-- Quoted passage --

Mary Poppins: The Broadway Musical was not so great. It would have been one thing if they’d just taken the movie and turned it verbatim into a musical: We wouldn’t have been surprised by anything, and it wouldn’t have been anything new, but it still would have been entertaining. But instead, they decided it was important to change every single scene–for the worse. Every iconic memory from the movie was missing or thrashed, the plot was choppy, and the whole theme of the show was way off.

I can’t name every wrecked scene, but I’ll give an example. For some reason, they felt it was necessary to move the “Spoonful of Sugar” scene to the kitchen. Okay, that might have been fine, but then they decided that it wasn’t the kids’ fault that the kitchen was messy–it was the butler’s fault instead–which completely ruined the whole point of having that scene in the first place!

And then to make up for the missing plot points, they just interspersed new scenes where Mr. Banks scolds everyone and Mrs. Banks mourns being his wife, so that it’s clear he’s an awful parent/husband and that the children and Mrs. Banks are victims. These scenes make the plot choppy, because the whole show went back and forth like a pendulum: a song and dance with Mary Poppins followed by a serious scene about family dysfunction.

-- Description of the task --
Could you write the next part of the review of the Mary Poppins Broadway musical, starting right after its final sentence?

-- Source excerpt --
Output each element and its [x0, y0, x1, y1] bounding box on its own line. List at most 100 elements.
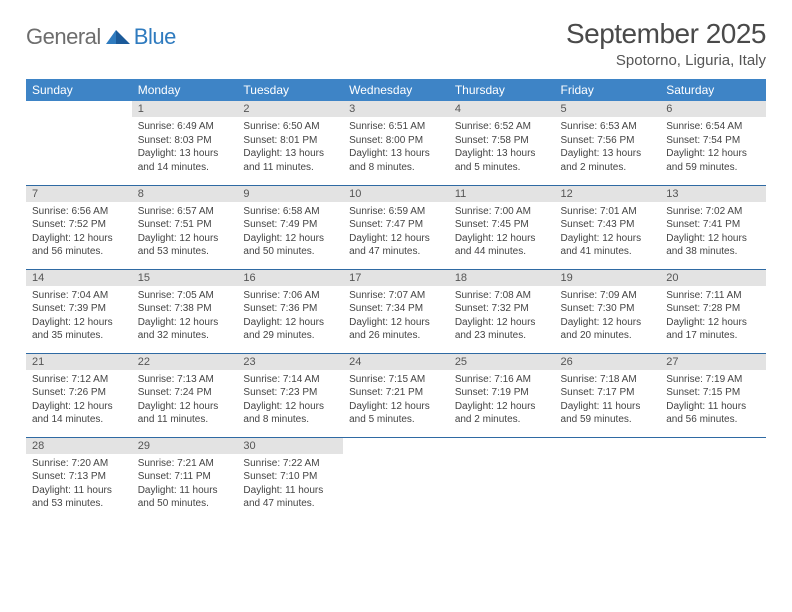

-- Final answer --
Another example of a wrecked scene: Obviously they couldn’t do “Jolly Holiday” in a watercolor vacation land with animated livestock, but instead… they set it in the park (which turned from winter to summer, woo-hoo), with half-naked “statues” coming to life and dancing. I felt it was not only disturbing, un-jolly, and boring, but that it was also somewhat inappropriate for a young audience.

The list of bad choices goes on and on: Mary Poppins quitting her job, the Banks family hiring a replacement nanny (think Maleficent from Sleeping Beauty who used to be the nanny of Mr. Banks, the kids not spending their coins on birdseed from the bird woman (Mary Poppins pays for it instead, and the kids save their coins), the Banks children not getting into trouble at the bank, the “Supercalifragilisticexpialidocious” scene taking place in a carnival-like store that sells “ounces of conversation,” Mrs. Banks being ashamed because she used to be an actress (random!), Mrs. Banks not being involved in the suffragette movement, the children’s toys coming to life and sentencing them to imprisonment (which is still better than the British version, in which they’re sentenced to death by firing squad), and finally a completely unnecessary scene in which Mary Poppins takes the children into outer space.

The only good scenes were the conversation between Mr. Banks and Bert (because it was left exactly as it was in the movie) and the whole “Step in Time” number (which once again was very faithful to the movie). Since the writers decided that the movie’s dialogue for the scene in which Mr. Banks has his revelation (the climax of his plot) was irreplaceable, I can’t imagine why they didn’t realize that the same choice would have benefited the musical throughout.

Thank God for the cool special effects, or else we would have walked out after about half an hour.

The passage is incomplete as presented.